─── SUPPLIED RECORDS ───
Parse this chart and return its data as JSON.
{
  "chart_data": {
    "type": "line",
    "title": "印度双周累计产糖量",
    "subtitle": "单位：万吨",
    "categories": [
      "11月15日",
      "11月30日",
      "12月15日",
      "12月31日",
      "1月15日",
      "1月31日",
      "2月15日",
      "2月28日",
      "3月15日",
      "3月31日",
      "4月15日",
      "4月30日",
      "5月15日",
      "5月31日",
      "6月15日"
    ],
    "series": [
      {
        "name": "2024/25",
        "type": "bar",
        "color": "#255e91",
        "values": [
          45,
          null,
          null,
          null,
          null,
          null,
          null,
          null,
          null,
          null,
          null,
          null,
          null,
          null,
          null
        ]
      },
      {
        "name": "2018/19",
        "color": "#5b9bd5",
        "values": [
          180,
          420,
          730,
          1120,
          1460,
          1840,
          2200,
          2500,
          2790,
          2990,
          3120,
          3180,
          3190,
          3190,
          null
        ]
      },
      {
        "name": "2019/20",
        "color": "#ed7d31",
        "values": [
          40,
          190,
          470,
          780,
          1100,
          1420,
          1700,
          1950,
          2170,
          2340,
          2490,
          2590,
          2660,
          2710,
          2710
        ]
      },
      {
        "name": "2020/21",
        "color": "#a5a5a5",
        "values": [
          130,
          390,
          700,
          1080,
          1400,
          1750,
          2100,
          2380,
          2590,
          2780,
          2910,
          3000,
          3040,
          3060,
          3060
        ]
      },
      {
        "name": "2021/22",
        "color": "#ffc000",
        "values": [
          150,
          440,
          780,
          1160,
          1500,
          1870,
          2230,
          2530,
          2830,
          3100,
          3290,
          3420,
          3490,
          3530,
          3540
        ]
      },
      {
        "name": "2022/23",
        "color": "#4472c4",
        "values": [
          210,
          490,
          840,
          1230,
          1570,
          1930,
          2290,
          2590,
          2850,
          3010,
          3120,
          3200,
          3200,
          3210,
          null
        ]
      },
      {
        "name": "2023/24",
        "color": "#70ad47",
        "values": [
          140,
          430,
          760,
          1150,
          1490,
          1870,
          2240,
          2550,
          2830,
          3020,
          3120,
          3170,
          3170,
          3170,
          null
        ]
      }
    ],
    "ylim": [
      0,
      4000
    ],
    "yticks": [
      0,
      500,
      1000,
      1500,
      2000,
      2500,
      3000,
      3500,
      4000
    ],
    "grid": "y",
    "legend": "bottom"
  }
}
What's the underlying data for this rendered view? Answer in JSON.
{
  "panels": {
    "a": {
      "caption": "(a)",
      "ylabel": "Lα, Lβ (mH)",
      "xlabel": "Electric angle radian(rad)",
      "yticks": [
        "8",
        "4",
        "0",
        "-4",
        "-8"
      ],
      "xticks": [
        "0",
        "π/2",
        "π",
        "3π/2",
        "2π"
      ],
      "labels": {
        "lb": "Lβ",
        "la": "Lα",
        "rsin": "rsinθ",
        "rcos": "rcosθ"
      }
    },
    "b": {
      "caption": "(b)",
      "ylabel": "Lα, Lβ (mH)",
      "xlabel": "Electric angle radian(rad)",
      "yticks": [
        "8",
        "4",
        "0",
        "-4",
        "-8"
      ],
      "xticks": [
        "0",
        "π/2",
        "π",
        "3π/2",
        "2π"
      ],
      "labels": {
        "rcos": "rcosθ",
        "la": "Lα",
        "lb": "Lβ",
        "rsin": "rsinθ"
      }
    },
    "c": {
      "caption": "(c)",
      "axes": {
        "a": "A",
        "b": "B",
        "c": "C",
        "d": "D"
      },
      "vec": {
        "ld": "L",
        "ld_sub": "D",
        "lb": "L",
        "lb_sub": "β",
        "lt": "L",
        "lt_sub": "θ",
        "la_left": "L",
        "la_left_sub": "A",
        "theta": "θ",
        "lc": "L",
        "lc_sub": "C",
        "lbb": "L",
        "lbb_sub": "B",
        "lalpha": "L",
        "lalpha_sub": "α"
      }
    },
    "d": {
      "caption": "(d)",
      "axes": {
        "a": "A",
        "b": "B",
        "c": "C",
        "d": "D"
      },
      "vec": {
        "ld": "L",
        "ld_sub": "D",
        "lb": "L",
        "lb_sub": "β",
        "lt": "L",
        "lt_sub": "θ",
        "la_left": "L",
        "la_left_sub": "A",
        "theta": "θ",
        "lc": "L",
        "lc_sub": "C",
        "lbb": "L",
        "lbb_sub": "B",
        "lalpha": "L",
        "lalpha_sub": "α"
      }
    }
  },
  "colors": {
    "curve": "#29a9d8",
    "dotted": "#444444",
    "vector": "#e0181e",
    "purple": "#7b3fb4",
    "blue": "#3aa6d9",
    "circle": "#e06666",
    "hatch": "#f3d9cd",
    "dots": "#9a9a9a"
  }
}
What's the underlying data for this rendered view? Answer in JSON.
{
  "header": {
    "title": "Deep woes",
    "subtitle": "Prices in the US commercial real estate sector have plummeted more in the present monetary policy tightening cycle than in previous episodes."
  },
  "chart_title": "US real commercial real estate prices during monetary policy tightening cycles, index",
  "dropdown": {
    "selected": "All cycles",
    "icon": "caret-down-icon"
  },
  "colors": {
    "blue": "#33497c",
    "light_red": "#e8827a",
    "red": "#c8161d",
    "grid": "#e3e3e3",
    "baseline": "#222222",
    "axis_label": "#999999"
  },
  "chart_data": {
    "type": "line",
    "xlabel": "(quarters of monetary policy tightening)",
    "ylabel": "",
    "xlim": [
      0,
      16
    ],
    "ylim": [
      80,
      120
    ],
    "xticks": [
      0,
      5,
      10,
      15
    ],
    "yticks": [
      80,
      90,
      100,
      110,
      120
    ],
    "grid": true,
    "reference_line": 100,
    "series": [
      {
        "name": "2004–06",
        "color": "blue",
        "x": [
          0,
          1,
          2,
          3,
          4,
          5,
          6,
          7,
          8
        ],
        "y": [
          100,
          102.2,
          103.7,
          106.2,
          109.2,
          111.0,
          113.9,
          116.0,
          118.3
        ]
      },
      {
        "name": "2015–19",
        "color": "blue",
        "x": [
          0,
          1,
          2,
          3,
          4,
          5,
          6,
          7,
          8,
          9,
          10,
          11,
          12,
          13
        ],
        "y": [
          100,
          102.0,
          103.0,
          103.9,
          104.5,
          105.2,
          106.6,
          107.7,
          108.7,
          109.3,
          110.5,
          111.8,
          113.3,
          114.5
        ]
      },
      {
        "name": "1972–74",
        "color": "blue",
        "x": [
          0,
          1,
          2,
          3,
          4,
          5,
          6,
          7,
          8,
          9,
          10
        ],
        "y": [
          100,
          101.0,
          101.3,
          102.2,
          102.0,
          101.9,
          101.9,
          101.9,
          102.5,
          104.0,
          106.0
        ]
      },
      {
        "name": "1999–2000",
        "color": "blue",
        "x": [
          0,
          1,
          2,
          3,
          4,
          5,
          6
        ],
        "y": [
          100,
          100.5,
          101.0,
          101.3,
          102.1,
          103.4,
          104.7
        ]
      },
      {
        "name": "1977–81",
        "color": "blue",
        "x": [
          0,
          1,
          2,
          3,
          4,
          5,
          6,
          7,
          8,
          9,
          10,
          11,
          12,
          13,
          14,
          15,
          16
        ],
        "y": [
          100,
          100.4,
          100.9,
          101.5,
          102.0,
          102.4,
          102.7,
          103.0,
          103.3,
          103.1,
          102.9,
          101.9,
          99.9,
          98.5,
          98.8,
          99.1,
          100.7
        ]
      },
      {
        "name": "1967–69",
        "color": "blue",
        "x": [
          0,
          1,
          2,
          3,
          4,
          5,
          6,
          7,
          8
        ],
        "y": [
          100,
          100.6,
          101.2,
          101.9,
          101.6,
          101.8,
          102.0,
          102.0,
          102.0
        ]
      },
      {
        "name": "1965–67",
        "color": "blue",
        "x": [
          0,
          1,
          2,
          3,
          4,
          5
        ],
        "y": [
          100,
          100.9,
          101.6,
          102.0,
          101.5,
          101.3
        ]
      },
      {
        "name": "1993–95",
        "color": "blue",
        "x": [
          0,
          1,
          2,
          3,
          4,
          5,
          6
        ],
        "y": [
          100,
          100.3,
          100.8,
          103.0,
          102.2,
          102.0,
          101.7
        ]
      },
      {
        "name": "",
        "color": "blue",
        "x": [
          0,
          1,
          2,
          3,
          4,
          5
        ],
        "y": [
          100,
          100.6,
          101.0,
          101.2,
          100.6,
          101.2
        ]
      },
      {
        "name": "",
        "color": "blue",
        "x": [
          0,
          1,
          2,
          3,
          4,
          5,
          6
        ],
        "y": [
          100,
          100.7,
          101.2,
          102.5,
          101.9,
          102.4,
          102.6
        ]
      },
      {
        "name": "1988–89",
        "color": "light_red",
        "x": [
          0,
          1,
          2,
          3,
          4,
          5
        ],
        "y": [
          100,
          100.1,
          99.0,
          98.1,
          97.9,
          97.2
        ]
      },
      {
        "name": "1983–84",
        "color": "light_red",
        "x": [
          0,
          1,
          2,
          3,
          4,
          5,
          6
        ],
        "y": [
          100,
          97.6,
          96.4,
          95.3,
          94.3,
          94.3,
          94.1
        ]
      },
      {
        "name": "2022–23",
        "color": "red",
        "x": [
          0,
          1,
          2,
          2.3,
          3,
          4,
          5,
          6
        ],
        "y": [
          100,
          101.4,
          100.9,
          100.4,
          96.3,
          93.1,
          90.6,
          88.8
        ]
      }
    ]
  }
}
───
TASK DIRECTIONS = Of the lines in the listing, how many hold the word "commercial"? Nothing but the number is needed.

SOLVED PROBLEM = 2